Data entries:
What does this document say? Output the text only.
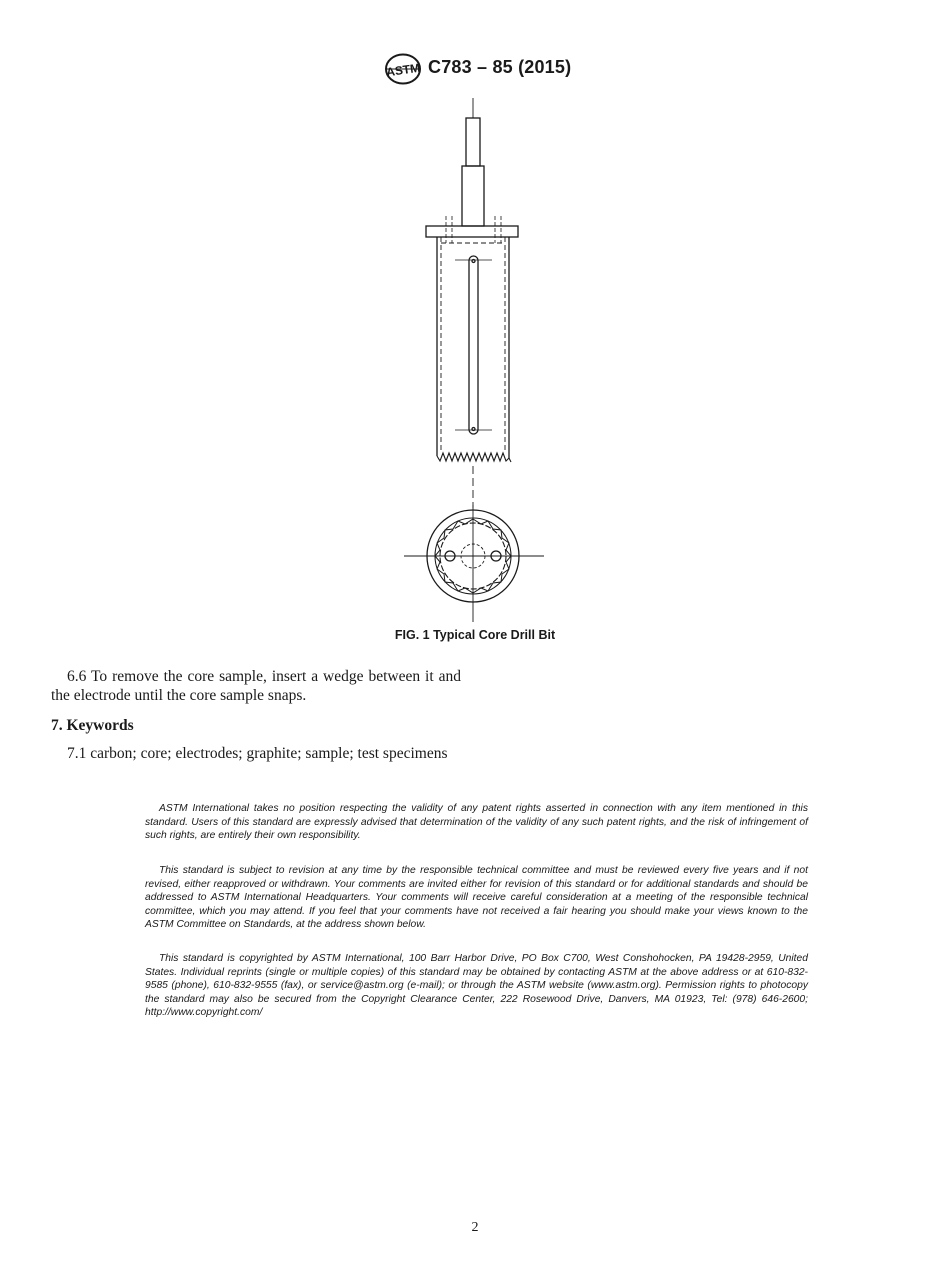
ASTM C783 – 85 (2015)
FIG. 1 Typical Core Drill Bit
6.6 To remove the core sample, insert a wedge between it and the electrode until the core sample snaps.
7. Keywords
7.1 carbon; core; electrodes; graphite; sample; test specimens
ASTM International takes no position respecting the validity of any patent rights asserted in connection with any item mentioned in this standard. Users of this standard are expressly advised that determination of the validity of any such patent rights, and the risk of infringement of such rights, are entirely their own responsibility.
This standard is subject to revision at any time by the responsible technical committee and must be reviewed every five years and if not revised, either reapproved or withdrawn. Your comments are invited either for revision of this standard or for additional standards and should be addressed to ASTM International Headquarters. Your comments will receive careful consideration at a meeting of the responsible technical committee, which you may attend. If you feel that your comments have not received a fair hearing you should make your views known to the ASTM Committee on Standards, at the address shown below.
This standard is copyrighted by ASTM International, 100 Barr Harbor Drive, PO Box C700, West Conshohocken, PA 19428-2959, United States. Individual reprints (single or multiple copies) of this standard may be obtained by contacting ASTM at the above address or at 610-832-9585 (phone), 610-832-9555 (fax), or service@astm.org (e-mail); or through the ASTM website (www.astm.org). Permission rights to photocopy the standard may also be secured from the Copyright Clearance Center, 222 Rosewood Drive, Danvers, MA 01923, Tel: (978) 646-2600; http://www.copyright.com/
2
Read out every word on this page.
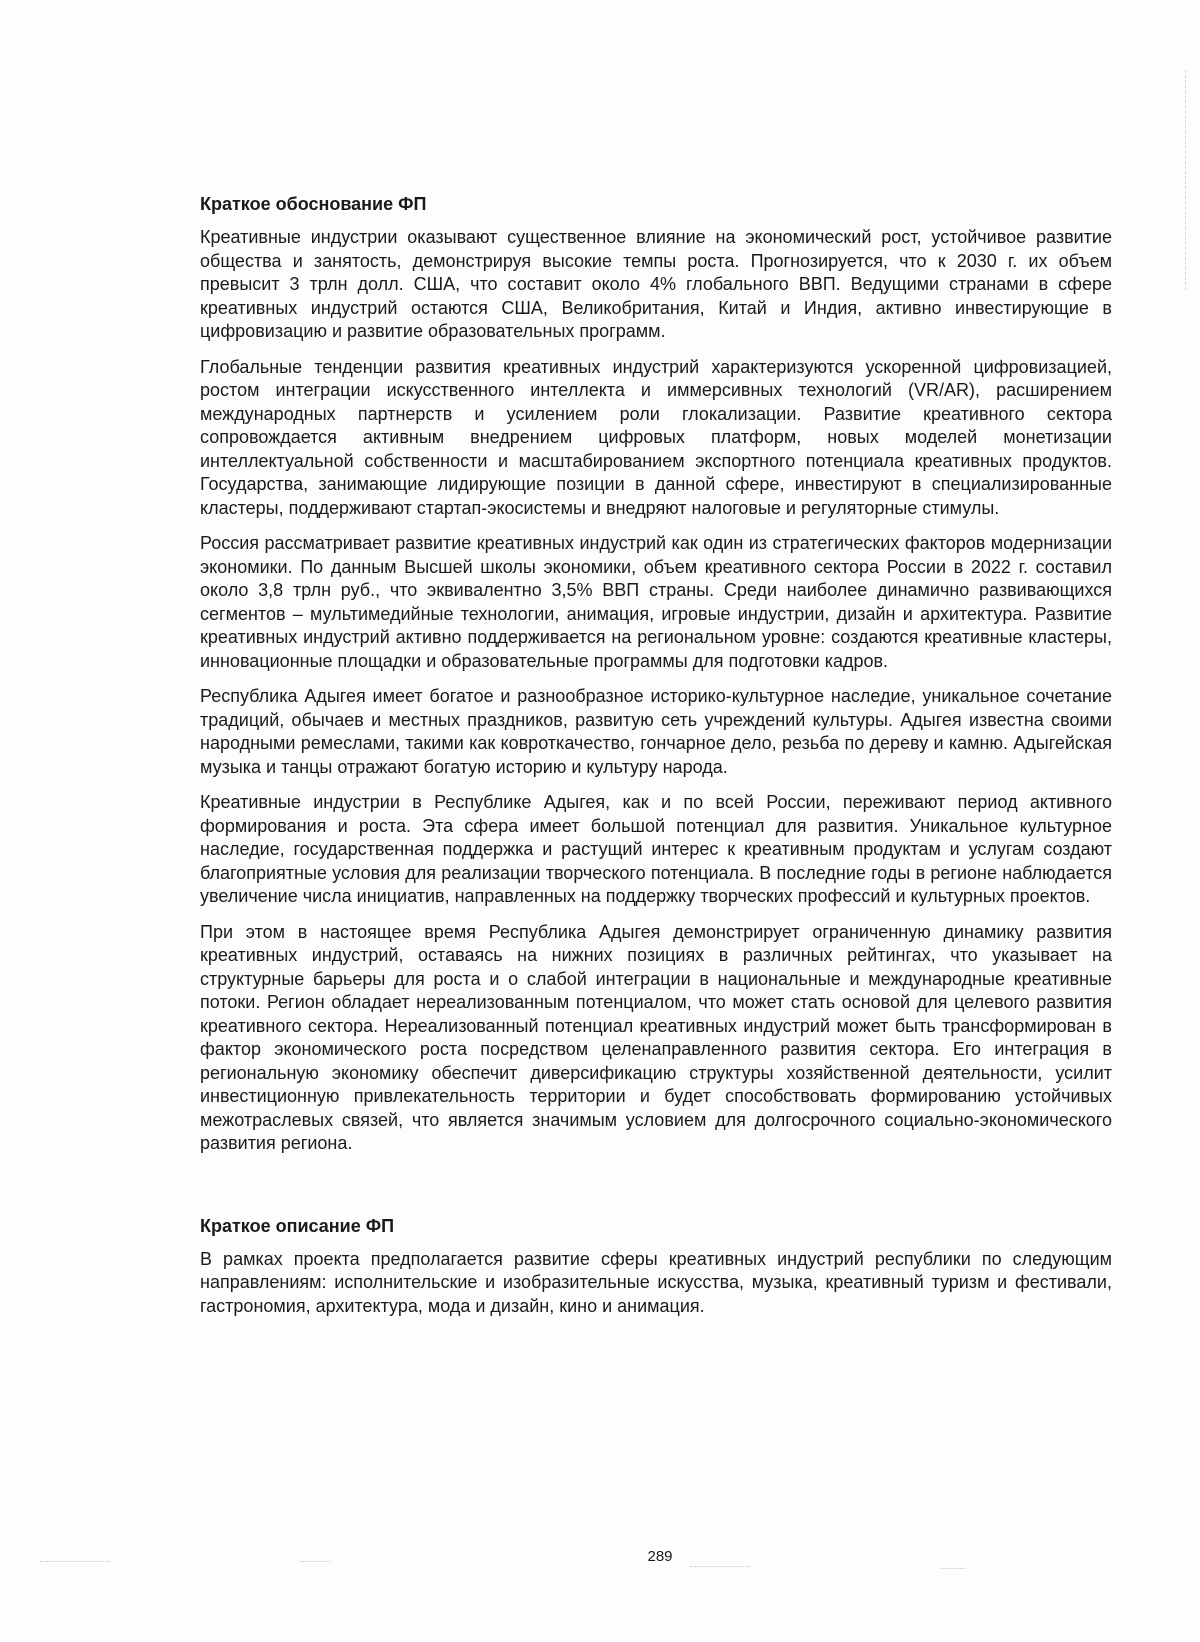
Краткое обоснование ФП

Креативные индустрии оказывают существенное влияние на экономический рост, устойчивое развитие общества и занятость, демонстрируя высокие темпы роста. Прогнозируется, что к 2030 г. их объем превысит 3 трлн долл. США, что составит около 4% глобального ВВП. Ведущими странами в сфере креативных индустрий остаются США, Великобритания, Китай и Индия, активно инвестирующие в цифровизацию и развитие образовательных программ.

Глобальные тенденции развития креативных индустрий характеризуются ускоренной цифровизацией, ростом интеграции искусственного интеллекта и иммерсивных технологий (VR/AR), расширением международных партнерств и усилением роли глокализации. Развитие креативного сектора сопровождается активным внедрением цифровых платформ, новых моделей монетизации интеллектуальной собственности и масштабированием экспортного потенциала креативных продуктов. Государства, занимающие лидирующие позиции в данной сфере, инвестируют в специализированные кластеры, поддерживают стартап-экосистемы и внедряют налоговые и регуляторные стимулы.

Россия рассматривает развитие креативных индустрий как один из стратегических факторов модернизации экономики. По данным Высшей школы экономики, объем креативного сектора России в 2022 г. составил около 3,8 трлн руб., что эквивалентно 3,5% ВВП страны. Среди наиболее динамично развивающихся сегментов – мультимедийные технологии, анимация, игровые индустрии, дизайн и архитектура. Развитие креативных индустрий активно поддерживается на региональном уровне: создаются креативные кластеры, инновационные площадки и образовательные программы для подготовки кадров.

Республика Адыгея имеет богатое и разнообразное историко-культурное наследие, уникальное сочетание традиций, обычаев и местных праздников, развитую сеть учреждений культуры. Адыгея известна своими народными ремеслами, такими как ковроткачество, гончарное дело, резьба по дереву и камню. Адыгейская музыка и танцы отражают богатую историю и культуру народа.

Креативные индустрии в Республике Адыгея, как и по всей России, переживают период активного формирования и роста. Эта сфера имеет большой потенциал для развития. Уникальное культурное наследие, государственная поддержка и растущий интерес к креативным продуктам и услугам создают благоприятные условия для реализации творческого потенциала. В последние годы в регионе наблюдается увеличение числа инициатив, направленных на поддержку творческих профессий и культурных проектов.

При этом в настоящее время Республика Адыгея демонстрирует ограниченную динамику развития креативных индустрий, оставаясь на нижних позициях в различных рейтингах, что указывает на структурные барьеры для роста и о слабой интеграции в национальные и международные креативные потоки. Регион обладает нереализованным потенциалом, что может стать основой для целевого развития креативного сектора. Нереализованный потенциал креативных индустрий может быть трансформирован в фактор экономического роста посредством целенаправленного развития сектора. Его интеграция в региональную экономику обеспечит диверсификацию структуры хозяйственной деятельности, усилит инвестиционную привлекательность территории и будет способствовать формированию устойчивых межотраслевых связей, что является значимым условием для долгосрочного социально-экономического развития региона.

Краткое описание ФП

В рамках проекта предполагается развитие сферы креативных индустрий республики по следующим направлениям: исполнительские и изобразительные искусства, музыка, креативный туризм и фестивали, гастрономия, архитектура, мода и дизайн, кино и анимация.

289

**Problem statement**
Go through the entries above and output them exactly, without pictures.

**Correct response**
What does this document say? Output the text only.
ASTM C783 – 85 (2015)
FIG. 1 Typical Core Drill Bit
6.6 To remove the core sample, insert a wedge between it and the electrode until the core sample snaps.
7. Keywords
7.1 carbon; core; electrodes; graphite; sample; test specimens
ASTM International takes no position respecting the validity of any patent rights asserted in connection with any item mentioned in this standard. Users of this standard are expressly advised that determination of the validity of any such patent rights, and the risk of infringement of such rights, are entirely their own responsibility.
This standard is subject to revision at any time by the responsible technical committee and must be reviewed every five years and if not revised, either reapproved or withdrawn. Your comments are invited either for revision of this standard or for additional standards and should be addressed to ASTM International Headquarters. Your comments will receive careful consideration at a meeting of the responsible technical committee, which you may attend. If you feel that your comments have not received a fair hearing you should make your views known to the ASTM Committee on Standards, at the address shown below.
This standard is copyrighted by ASTM International, 100 Barr Harbor Drive, PO Box C700, West Conshohocken, PA 19428-2959, United States. Individual reprints (single or multiple copies) of this standard may be obtained by contacting ASTM at the above address or at 610-832-9585 (phone), 610-832-9555 (fax), or service@astm.org (e-mail); or through the ASTM website (www.astm.org). Permission rights to photocopy the standard may also be secured from the Copyright Clearance Center, 222 Rosewood Drive, Danvers, MA 01923, Tel: (978) 646-2600; http://www.copyright.com/
2
Read out every word on this page.
Краткое обоснование ФП

Креативные индустрии оказывают существенное влияние на экономический рост, устойчивое развитие общества и занятость, демонстрируя высокие темпы роста. Прогнозируется, что к 2030 г. их объем превысит 3 трлн долл. США, что составит около 4% глобального ВВП. Ведущими странами в сфере креативных индустрий остаются США, Великобритания, Китай и Индия, активно инвестирующие в цифровизацию и развитие образовательных программ.

Глобальные тенденции развития креативных индустрий характеризуются ускоренной цифровизацией, ростом интеграции искусственного интеллекта и иммерсивных технологий (VR/AR), расширением международных партнерств и усилением роли глокализации. Развитие креативного сектора сопровождается активным внедрением цифровых платформ, новых моделей монетизации интеллектуальной собственности и масштабированием экспортного потенциала креативных продуктов. Государства, занимающие лидирующие позиции в данной сфере, инвестируют в специализированные кластеры, поддерживают стартап-экосистемы и внедряют налоговые и регуляторные стимулы.

Россия рассматривает развитие креативных индустрий как один из стратегических факторов модернизации экономики. По данным Высшей школы экономики, объем креативного сектора России в 2022 г. составил около 3,8 трлн руб., что эквивалентно 3,5% ВВП страны. Среди наиболее динамично развивающихся сегментов – мультимедийные технологии, анимация, игровые индустрии, дизайн и архитектура. Развитие креативных индустрий активно поддерживается на региональном уровне: создаются креативные кластеры, инновационные площадки и образовательные программы для подготовки кадров.

Республика Адыгея имеет богатое и разнообразное историко-культурное наследие, уникальное сочетание традиций, обычаев и местных праздников, развитую сеть учреждений культуры. Адыгея известна своими народными ремеслами, такими как ковроткачество, гончарное дело, резьба по дереву и камню. Адыгейская музыка и танцы отражают богатую историю и культуру народа.

Креативные индустрии в Республике Адыгея, как и по всей России, переживают период активного формирования и роста. Эта сфера имеет большой потенциал для развития. Уникальное культурное наследие, государственная поддержка и растущий интерес к креативным продуктам и услугам создают благоприятные условия для реализации творческого потенциала. В последние годы в регионе наблюдается увеличение числа инициатив, направленных на поддержку творческих профессий и культурных проектов.

При этом в настоящее время Республика Адыгея демонстрирует ограниченную динамику развития креативных индустрий, оставаясь на нижних позициях в различных рейтингах, что указывает на структурные барьеры для роста и о слабой интеграции в национальные и международные креативные потоки. Регион обладает нереализованным потенциалом, что может стать основой для целевого развития креативного сектора. Нереализованный потенциал креативных индустрий может быть трансформирован в фактор экономического роста посредством целенаправленного развития сектора. Его интеграция в региональную экономику обеспечит диверсификацию структуры хозяйственной деятельности, усилит инвестиционную привлекательность территории и будет способствовать формированию устойчивых межотраслевых связей, что является значимым условием для долгосрочного социально-экономического развития региона.

Краткое описание ФП

В рамках проекта предполагается развитие сферы креативных индустрий республики по следующим направлениям: исполнительские и изобразительные искусства, музыка, креативный туризм и фестивали, гастрономия, архитектура, мода и дизайн, кино и анимация.

289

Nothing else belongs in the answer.